***** Exercise materials

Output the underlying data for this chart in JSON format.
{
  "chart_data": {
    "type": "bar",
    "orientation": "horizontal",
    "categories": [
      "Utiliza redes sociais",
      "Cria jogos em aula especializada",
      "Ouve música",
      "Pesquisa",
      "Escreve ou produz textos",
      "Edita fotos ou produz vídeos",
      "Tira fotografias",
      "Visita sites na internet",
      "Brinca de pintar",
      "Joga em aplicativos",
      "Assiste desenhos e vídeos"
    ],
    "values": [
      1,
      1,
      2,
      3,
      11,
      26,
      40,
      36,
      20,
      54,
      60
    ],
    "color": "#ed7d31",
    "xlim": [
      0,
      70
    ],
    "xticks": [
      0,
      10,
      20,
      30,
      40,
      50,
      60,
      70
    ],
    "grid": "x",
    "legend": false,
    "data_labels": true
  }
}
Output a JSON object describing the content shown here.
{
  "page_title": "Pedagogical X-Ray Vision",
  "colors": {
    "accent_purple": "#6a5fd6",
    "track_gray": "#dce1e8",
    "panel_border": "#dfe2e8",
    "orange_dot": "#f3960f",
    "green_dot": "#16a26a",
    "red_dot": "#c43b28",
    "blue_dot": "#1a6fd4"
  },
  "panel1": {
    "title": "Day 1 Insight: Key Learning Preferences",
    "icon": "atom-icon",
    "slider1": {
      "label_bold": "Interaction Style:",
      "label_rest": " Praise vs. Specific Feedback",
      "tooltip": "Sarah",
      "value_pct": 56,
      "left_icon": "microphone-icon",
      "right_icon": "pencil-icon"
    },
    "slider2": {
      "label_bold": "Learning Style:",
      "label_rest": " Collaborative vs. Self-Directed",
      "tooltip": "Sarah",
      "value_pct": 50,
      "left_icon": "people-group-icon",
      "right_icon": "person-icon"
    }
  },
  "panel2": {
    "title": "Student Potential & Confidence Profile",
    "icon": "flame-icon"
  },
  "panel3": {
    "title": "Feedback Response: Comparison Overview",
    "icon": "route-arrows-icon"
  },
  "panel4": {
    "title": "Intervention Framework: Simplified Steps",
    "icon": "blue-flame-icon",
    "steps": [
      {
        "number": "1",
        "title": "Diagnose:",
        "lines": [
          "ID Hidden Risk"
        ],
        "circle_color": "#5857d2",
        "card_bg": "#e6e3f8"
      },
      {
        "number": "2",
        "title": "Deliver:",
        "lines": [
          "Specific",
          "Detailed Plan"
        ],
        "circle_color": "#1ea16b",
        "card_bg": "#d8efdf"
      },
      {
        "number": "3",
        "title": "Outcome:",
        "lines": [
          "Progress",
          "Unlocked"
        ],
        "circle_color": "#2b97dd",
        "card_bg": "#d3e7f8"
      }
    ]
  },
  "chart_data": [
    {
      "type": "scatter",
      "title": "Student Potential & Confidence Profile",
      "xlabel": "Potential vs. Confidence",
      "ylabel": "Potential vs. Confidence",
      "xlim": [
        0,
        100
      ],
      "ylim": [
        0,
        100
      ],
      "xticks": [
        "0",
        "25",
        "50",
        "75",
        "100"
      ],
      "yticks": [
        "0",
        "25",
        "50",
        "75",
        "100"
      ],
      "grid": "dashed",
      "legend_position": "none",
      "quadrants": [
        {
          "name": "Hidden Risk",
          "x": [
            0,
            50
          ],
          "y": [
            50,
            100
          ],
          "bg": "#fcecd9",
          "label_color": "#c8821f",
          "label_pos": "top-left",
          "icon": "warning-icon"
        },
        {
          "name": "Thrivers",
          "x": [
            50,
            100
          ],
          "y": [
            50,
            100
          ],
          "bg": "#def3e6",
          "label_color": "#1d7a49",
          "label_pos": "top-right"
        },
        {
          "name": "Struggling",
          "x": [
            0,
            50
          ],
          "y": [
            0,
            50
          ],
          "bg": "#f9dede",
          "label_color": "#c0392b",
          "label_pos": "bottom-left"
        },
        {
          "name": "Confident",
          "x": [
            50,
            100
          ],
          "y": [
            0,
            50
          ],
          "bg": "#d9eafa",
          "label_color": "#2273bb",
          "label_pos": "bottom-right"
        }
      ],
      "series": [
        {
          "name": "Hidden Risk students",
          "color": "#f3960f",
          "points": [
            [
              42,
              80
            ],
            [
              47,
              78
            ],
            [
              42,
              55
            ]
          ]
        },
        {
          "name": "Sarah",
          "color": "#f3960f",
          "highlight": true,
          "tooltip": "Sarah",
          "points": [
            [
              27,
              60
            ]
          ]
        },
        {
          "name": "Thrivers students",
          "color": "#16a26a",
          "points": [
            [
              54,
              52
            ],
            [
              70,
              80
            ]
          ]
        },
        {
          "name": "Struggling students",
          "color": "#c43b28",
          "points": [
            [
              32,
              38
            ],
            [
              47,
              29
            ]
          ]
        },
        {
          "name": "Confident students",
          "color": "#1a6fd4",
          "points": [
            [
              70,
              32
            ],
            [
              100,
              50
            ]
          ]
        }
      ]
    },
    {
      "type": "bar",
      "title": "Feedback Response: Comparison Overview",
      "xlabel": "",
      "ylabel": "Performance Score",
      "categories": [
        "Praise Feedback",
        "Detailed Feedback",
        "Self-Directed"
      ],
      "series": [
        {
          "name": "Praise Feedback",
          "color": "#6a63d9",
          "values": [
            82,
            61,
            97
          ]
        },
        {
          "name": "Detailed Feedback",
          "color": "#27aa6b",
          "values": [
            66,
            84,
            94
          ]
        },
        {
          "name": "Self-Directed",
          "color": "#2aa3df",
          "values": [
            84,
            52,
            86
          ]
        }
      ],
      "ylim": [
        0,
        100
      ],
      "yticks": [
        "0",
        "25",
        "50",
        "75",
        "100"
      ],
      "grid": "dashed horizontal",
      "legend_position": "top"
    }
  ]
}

**********

**Given exercise**
From the records above, extract everything verbatim.

**The result**
Output the underlying data for this chart in JSON format.
{
  "chart_data": {
    "type": "bar",
    "orientation": "horizontal",
    "categories": [
      "Utiliza redes sociais",
      "Cria jogos em aula especializada",
      "Ouve música",
      "Pesquisa",
      "Escreve ou produz textos",
      "Edita fotos ou produz vídeos",
      "Tira fotografias",
      "Visita sites na internet",
      "Brinca de pintar",
      "Joga em aplicativos",
      "Assiste desenhos e vídeos"
    ],
    "values": [
      1,
      1,
      2,
      3,
      11,
      26,
      40,
      36,
      20,
      54,
      60
    ],
    "color": "#ed7d31",
    "xlim": [
      0,
      70
    ],
    "xticks": [
      0,
      10,
      20,
      30,
      40,
      50,
      60,
      70
    ],
    "grid": "x",
    "legend": false,
    "data_labels": true
  }
}
Output a JSON object describing the content shown here.
{
  "page_title": "Pedagogical X-Ray Vision",
  "colors": {
    "accent_purple": "#6a5fd6",
    "track_gray": "#dce1e8",
    "panel_border": "#dfe2e8",
    "orange_dot": "#f3960f",
    "green_dot": "#16a26a",
    "red_dot": "#c43b28",
    "blue_dot": "#1a6fd4"
  },
  "panel1": {
    "title": "Day 1 Insight: Key Learning Preferences",
    "icon": "atom-icon",
    "slider1": {
      "label_bold": "Interaction Style:",
      "label_rest": " Praise vs. Specific Feedback",
      "tooltip": "Sarah",
      "value_pct": 56,
      "left_icon": "microphone-icon",
      "right_icon": "pencil-icon"
    },
    "slider2": {
      "label_bold": "Learning Style:",
      "label_rest": " Collaborative vs. Self-Directed",
      "tooltip": "Sarah",
      "value_pct": 50,
      "left_icon": "people-group-icon",
      "right_icon": "person-icon"
    }
  },
  "panel2": {
    "title": "Student Potential & Confidence Profile",
    "icon": "flame-icon"
  },
  "panel3": {
    "title": "Feedback Response: Comparison Overview",
    "icon": "route-arrows-icon"
  },
  "panel4": {
    "title": "Intervention Framework: Simplified Steps",
    "icon": "blue-flame-icon",
    "steps": [
      {
        "number": "1",
        "title": "Diagnose:",
        "lines": [
          "ID Hidden Risk"
        ],
        "circle_color": "#5857d2",
        "card_bg": "#e6e3f8"
      },
      {
        "number": "2",
        "title": "Deliver:",
        "lines": [
          "Specific",
          "Detailed Plan"
        ],
        "circle_color": "#1ea16b",
        "card_bg": "#d8efdf"
      },
      {
        "number": "3",
        "title": "Outcome:",
        "lines": [
          "Progress",
          "Unlocked"
        ],
        "circle_color": "#2b97dd",
        "card_bg": "#d3e7f8"
      }
    ]
  },
  "chart_data": [
    {
      "type": "scatter",
      "title": "Student Potential & Confidence Profile",
      "xlabel": "Potential vs. Confidence",
      "ylabel": "Potential vs. Confidence",
      "xlim": [
        0,
        100
      ],
      "ylim": [
        0,
        100
      ],
      "xticks": [
        "0",
        "25",
        "50",
        "75",
        "100"
      ],
      "yticks": [
        "0",
        "25",
        "50",
        "75",
        "100"
      ],
      "grid": "dashed",
      "legend_position": "none",
      "quadrants": [
        {
          "name": "Hidden Risk",
          "x": [
            0,
            50
          ],
          "y": [
            50,
            100
          ],
          "bg": "#fcecd9",
          "label_color": "#c8821f",
          "label_pos": "top-left",
          "icon": "warning-icon"
        },
        {
          "name": "Thrivers",
          "x": [
            50,
            100
          ],
          "y": [
            50,
            100
          ],
          "bg": "#def3e6",
          "label_color": "#1d7a49",
          "label_pos": "top-right"
        },
        {
          "name": "Struggling",
          "x": [
            0,
            50
          ],
          "y": [
            0,
            50
          ],
          "bg": "#f9dede",
          "label_color": "#c0392b",
          "label_pos": "bottom-left"
        },
        {
          "name": "Confident",
          "x": [
            50,
            100
          ],
          "y": [
            0,
            50
          ],
          "bg": "#d9eafa",
          "label_color": "#2273bb",
          "label_pos": "bottom-right"
        }
      ],
      "series": [
        {
          "name": "Hidden Risk students",
          "color": "#f3960f",
          "points": [
            [
              42,
              80
            ],
            [
              47,
              78
            ],
            [
              42,
              55
            ]
          ]
        },
        {
          "name": "Sarah",
          "color": "#f3960f",
          "highlight": true,
          "tooltip": "Sarah",
          "points": [
            [
              27,
              60
            ]
          ]
        },
        {
          "name": "Thrivers students",
          "color": "#16a26a",
          "points": [
            [
              54,
              52
            ],
            [
              70,
              80
            ]
          ]
        },
        {
          "name": "Struggling students",
          "color": "#c43b28",
          "points": [
            [
              32,
              38
            ],
            [
              47,
              29
            ]
          ]
        },
        {
          "name": "Confident students",
          "color": "#1a6fd4",
          "points": [
            [
              70,
              32
            ],
            [
              100,
              50
            ]
          ]
        }
      ]
    },
    {
      "type": "bar",
      "title": "Feedback Response: Comparison Overview",
      "xlabel": "",
      "ylabel": "Performance Score",
      "categories": [
        "Praise Feedback",
        "Detailed Feedback",
        "Self-Directed"
      ],
      "series": [
        {
          "name": "Praise Feedback",
          "color": "#6a63d9",
          "values": [
            82,
            61,
            97
          ]
        },
        {
          "name": "Detailed Feedback",
          "color": "#27aa6b",
          "values": [
            66,
            84,
            94
          ]
        },
        {
          "name": "Self-Directed",
          "color": "#2aa3df",
          "values": [
            84,
            52,
            86
          ]
        }
      ],
      "ylim": [
        0,
        100
      ],
      "yticks": [
        "0",
        "25",
        "50",
        "75",
        "100"
      ],
      "grid": "dashed horizontal",
      "legend_position": "top"
    }
  ]
}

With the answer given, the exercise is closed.